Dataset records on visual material
==========
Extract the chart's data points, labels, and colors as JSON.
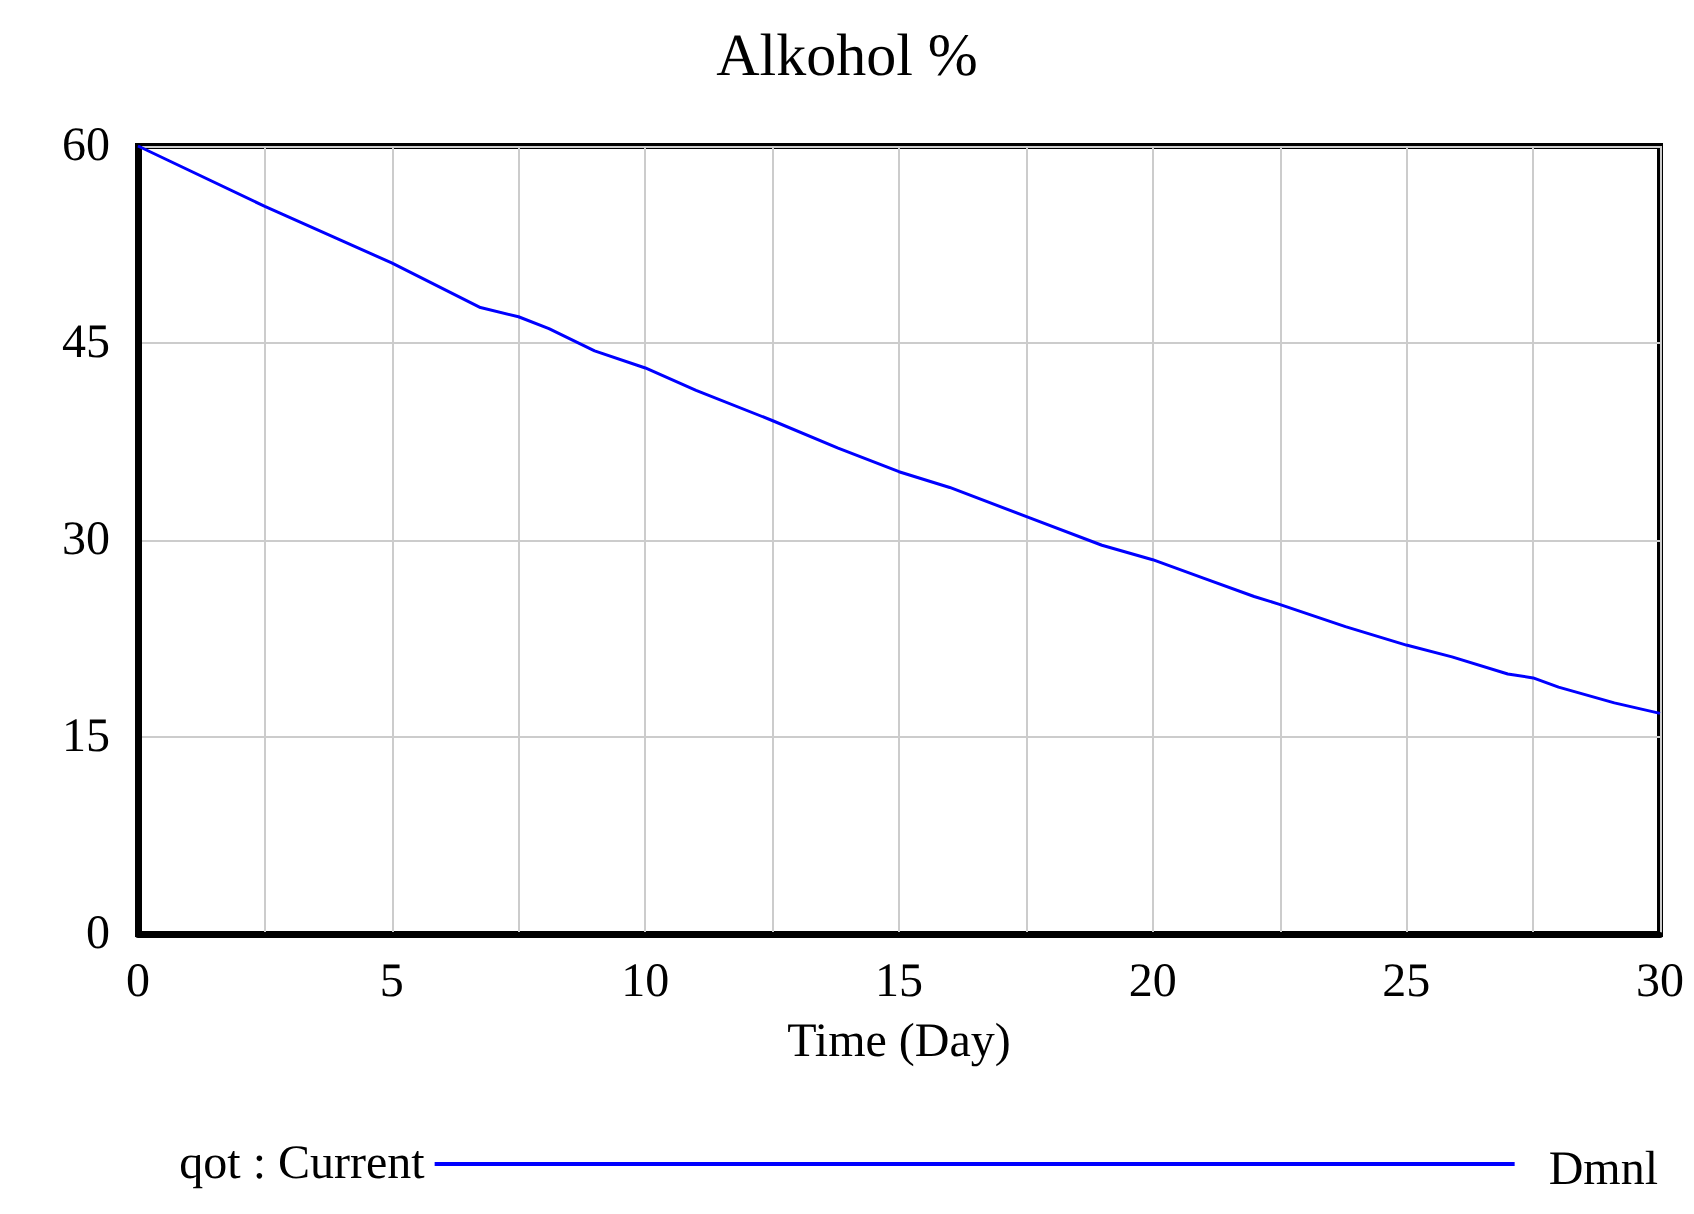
{
  "chart_data": {
    "type": "line",
    "title": "Alkohol %",
    "xlabel": "Time (Day)",
    "x": [
      0,
      2.5,
      5,
      6.75,
      7.5,
      8.1,
      9,
      10,
      11,
      12.5,
      13.8,
      15,
      16,
      17.5,
      19,
      20,
      21,
      22,
      22.5,
      23.8,
      25,
      25.9,
      27,
      27.5,
      28,
      29.1,
      30
    ],
    "series": [
      {
        "name": "qot : Current",
        "color": "#0000ff",
        "values": [
          60,
          55.4,
          51.1,
          47.7,
          47.0,
          46.1,
          44.4,
          43.1,
          41.4,
          39.1,
          37.0,
          35.2,
          34.0,
          31.8,
          29.6,
          28.5,
          27.1,
          25.7,
          25.1,
          23.4,
          22.0,
          21.1,
          19.8,
          19.5,
          18.8,
          17.6,
          16.8
        ]
      }
    ],
    "xlim": [
      0,
      30
    ],
    "xticks": [
      0,
      {
        "value": 2.5,
        "label": null
      },
      5,
      {
        "value": 7.5,
        "label": null
      },
      10,
      {
        "value": 12.5,
        "label": null
      },
      15,
      {
        "value": 17.5,
        "label": null
      },
      20,
      {
        "value": 22.5,
        "label": null
      },
      25,
      {
        "value": 27.5,
        "label": null
      },
      30
    ],
    "ylim": [
      0,
      60
    ],
    "yticks": [
      0,
      15,
      30,
      45,
      60
    ],
    "grid": true,
    "legend": "bottom",
    "marker": "none",
    "line_style": "solid",
    "annotations": [
      "Dmnl"
    ]
  }
}
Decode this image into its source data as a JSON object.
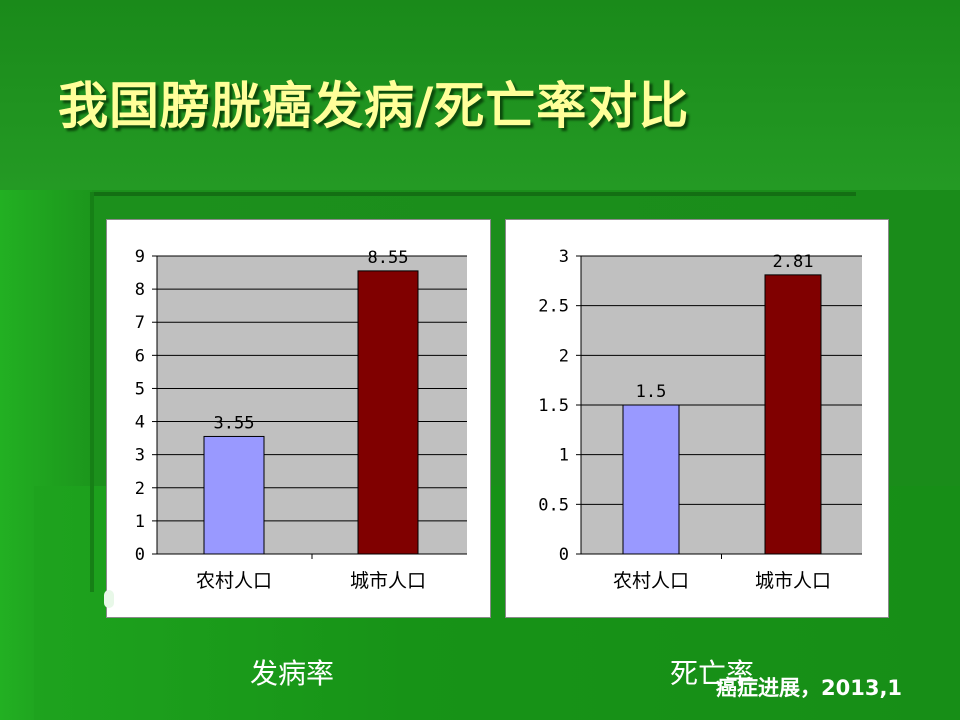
{
  "slide": {
    "title": "我国膀胱癌发病/死亡率对比",
    "source": "癌症进展，2013,1"
  },
  "colors": {
    "rural": "#9999ff",
    "urban": "#800000",
    "plot_bg": "#c0c0c0",
    "text_title": "#ffff99"
  },
  "chart_data": [
    {
      "type": "bar",
      "title": "",
      "caption": "发病率",
      "categories": [
        "农村人口",
        "城市人口"
      ],
      "values": [
        3.55,
        8.55
      ],
      "value_labels": [
        "3.55",
        "8.55"
      ],
      "ylim": [
        0,
        9
      ],
      "yticks": [
        0,
        1,
        2,
        3,
        4,
        5,
        6,
        7,
        8,
        9
      ],
      "ytick_labels": [
        "0",
        "1",
        "2",
        "3",
        "4",
        "5",
        "6",
        "7",
        "8",
        "9"
      ],
      "grid": true,
      "legend": "none",
      "xlabel": "",
      "ylabel": ""
    },
    {
      "type": "bar",
      "title": "",
      "caption": "死亡率",
      "categories": [
        "农村人口",
        "城市人口"
      ],
      "values": [
        1.5,
        2.81
      ],
      "value_labels": [
        "1.5",
        "2.81"
      ],
      "ylim": [
        0,
        3
      ],
      "yticks": [
        0,
        0.5,
        1,
        1.5,
        2,
        2.5,
        3
      ],
      "ytick_labels": [
        "0",
        "0.5",
        "1",
        "1.5",
        "2",
        "2.5",
        "3"
      ],
      "grid": true,
      "legend": "none",
      "xlabel": "",
      "ylabel": ""
    }
  ]
}
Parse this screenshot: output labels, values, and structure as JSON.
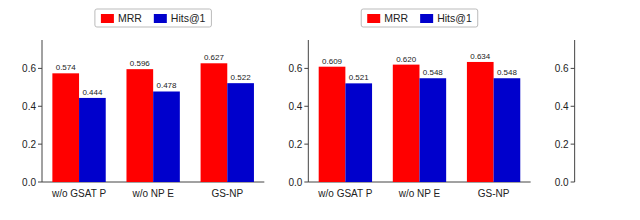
{
  "chart_data": [
    {
      "type": "bar",
      "categories": [
        "w/o GSAT P",
        "w/o NP E",
        "GS-NP"
      ],
      "series": [
        {
          "name": "MRR",
          "color": "#ff0000",
          "values": [
            0.574,
            0.596,
            0.627
          ]
        },
        {
          "name": "Hits@1",
          "color": "#0000cc",
          "values": [
            0.444,
            0.478,
            0.522
          ]
        }
      ],
      "ylim": [
        0,
        0.75
      ],
      "yticks": [
        {
          "value": 0.0,
          "label": "0.0"
        },
        0.2,
        0.4,
        0.6
      ],
      "data_labels": true,
      "legend": "top"
    },
    {
      "type": "bar",
      "categories": [
        "w/o GSAT P",
        "w/o NP E",
        "GS-NP"
      ],
      "series": [
        {
          "name": "MRR",
          "color": "#ff0000",
          "values": [
            0.609,
            0.62,
            0.634
          ],
          "value_labels": [
            "0.609",
            "0.620",
            "0.634"
          ]
        },
        {
          "name": "Hits@1",
          "color": "#0000cc",
          "values": [
            0.521,
            0.548,
            0.548
          ]
        }
      ],
      "ylim": [
        0,
        0.75
      ],
      "yticks": [
        {
          "value": 0.0,
          "label": "0.0"
        },
        0.2,
        0.4,
        0.6
      ],
      "data_labels": true,
      "legend": "top"
    },
    {
      "type": "bar",
      "categories": [],
      "series": [],
      "ylim": [
        0,
        0.75
      ],
      "yticks": [
        {
          "value": 0.0,
          "label": "0.0"
        },
        0.2,
        0.4,
        0.6
      ],
      "tick_labels": "y"
    }
  ]
}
==========
» Task requirements: Skipping the pictures, transcribe each line above exactly as it appears.

» Result for this exercise:
Extract the chart's data points, labels, and colors as JSON.
{
  "chart_data": {
    "type": "line",
    "title": "Alkohol %",
    "xlabel": "Time (Day)",
    "x": [
      0,
      2.5,
      5,
      6.75,
      7.5,
      8.1,
      9,
      10,
      11,
      12.5,
      13.8,
      15,
      16,
      17.5,
      19,
      20,
      21,
      22,
      22.5,
      23.8,
      25,
      25.9,
      27,
      27.5,
      28,
      29.1,
      30
    ],
    "series": [
      {
        "name": "qot : Current",
        "color": "#0000ff",
        "values": [
          60,
          55.4,
          51.1,
          47.7,
          47.0,
          46.1,
          44.4,
          43.1,
          41.4,
          39.1,
          37.0,
          35.2,
          34.0,
          31.8,
          29.6,
          28.5,
          27.1,
          25.7,
          25.1,
          23.4,
          22.0,
          21.1,
          19.8,
          19.5,
          18.8,
          17.6,
          16.8
        ]
      }
    ],
    "xlim": [
      0,
      30
    ],
    "xticks": [
      0,
      {
        "value": 2.5,
        "label": null
      },
      5,
      {
        "value": 7.5,
        "label": null
      },
      10,
      {
        "value": 12.5,
        "label": null
      },
      15,
      {
        "value": 17.5,
        "label": null
      },
      20,
      {
        "value": 22.5,
        "label": null
      },
      25,
      {
        "value": 27.5,
        "label": null
      },
      30
    ],
    "ylim": [
      0,
      60
    ],
    "yticks": [
      0,
      15,
      30,
      45,
      60
    ],
    "grid": true,
    "legend": "bottom",
    "marker": "none",
    "line_style": "solid",
    "annotations": [
      "Dmnl"
    ]
  }
}
Decode this image into its source data as a JSON object.
{
  "slide": {
    "title": "我国膀胱癌发病/死亡率对比",
    "source": "癌症进展，2013,1"
  },
  "colors": {
    "rural": "#9999ff",
    "urban": "#800000",
    "plot_bg": "#c0c0c0",
    "text_title": "#ffff99"
  },
  "chart_data": [
    {
      "type": "bar",
      "title": "",
      "caption": "发病率",
      "categories": [
        "农村人口",
        "城市人口"
      ],
      "values": [
        3.55,
        8.55
      ],
      "value_labels": [
        "3.55",
        "8.55"
      ],
      "ylim": [
        0,
        9
      ],
      "yticks": [
        0,
        1,
        2,
        3,
        4,
        5,
        6,
        7,
        8,
        9
      ],
      "ytick_labels": [
        "0",
        "1",
        "2",
        "3",
        "4",
        "5",
        "6",
        "7",
        "8",
        "9"
      ],
      "grid": true,
      "legend": "none",
      "xlabel": "",
      "ylabel": ""
    },
    {
      "type": "bar",
      "title": "",
      "caption": "死亡率",
      "categories": [
        "农村人口",
        "城市人口"
      ],
      "values": [
        1.5,
        2.81
      ],
      "value_labels": [
        "1.5",
        "2.81"
      ],
      "ylim": [
        0,
        3
      ],
      "yticks": [
        0,
        0.5,
        1,
        1.5,
        2,
        2.5,
        3
      ],
      "ytick_labels": [
        "0",
        "0.5",
        "1",
        "1.5",
        "2",
        "2.5",
        "3"
      ],
      "grid": true,
      "legend": "none",
      "xlabel": "",
      "ylabel": ""
    }
  ]
}
Parse this screenshot: output labels, values, and structure as JSON.
{
  "chart_data": [
    {
      "type": "bar",
      "categories": [
        "w/o GSAT P",
        "w/o NP E",
        "GS-NP"
      ],
      "series": [
        {
          "name": "MRR",
          "color": "#ff0000",
          "values": [
            0.574,
            0.596,
            0.627
          ]
        },
        {
          "name": "Hits@1",
          "color": "#0000cc",
          "values": [
            0.444,
            0.478,
            0.522
          ]
        }
      ],
      "ylim": [
        0,
        0.75
      ],
      "yticks": [
        {
          "value": 0.0,
          "label": "0.0"
        },
        0.2,
        0.4,
        0.6
      ],
      "data_labels": true,
      "legend": "top"
    },
    {
      "type": "bar",
      "categories": [
        "w/o GSAT P",
        "w/o NP E",
        "GS-NP"
      ],
      "series": [
        {
          "name": "MRR",
          "color": "#ff0000",
          "values": [
            0.609,
            0.62,
            0.634
          ],
          "value_labels": [
            "0.609",
            "0.620",
            "0.634"
          ]
        },
        {
          "name": "Hits@1",
          "color": "#0000cc",
          "values": [
            0.521,
            0.548,
            0.548
          ]
        }
      ],
      "ylim": [
        0,
        0.75
      ],
      "yticks": [
        {
          "value": 0.0,
          "label": "0.0"
        },
        0.2,
        0.4,
        0.6
      ],
      "data_labels": true,
      "legend": "top"
    },
    {
      "type": "bar",
      "categories": [],
      "series": [],
      "ylim": [
        0,
        0.75
      ],
      "yticks": [
        {
          "value": 0.0,
          "label": "0.0"
        },
        0.2,
        0.4,
        0.6
      ],
      "tick_labels": "y"
    }
  ]
}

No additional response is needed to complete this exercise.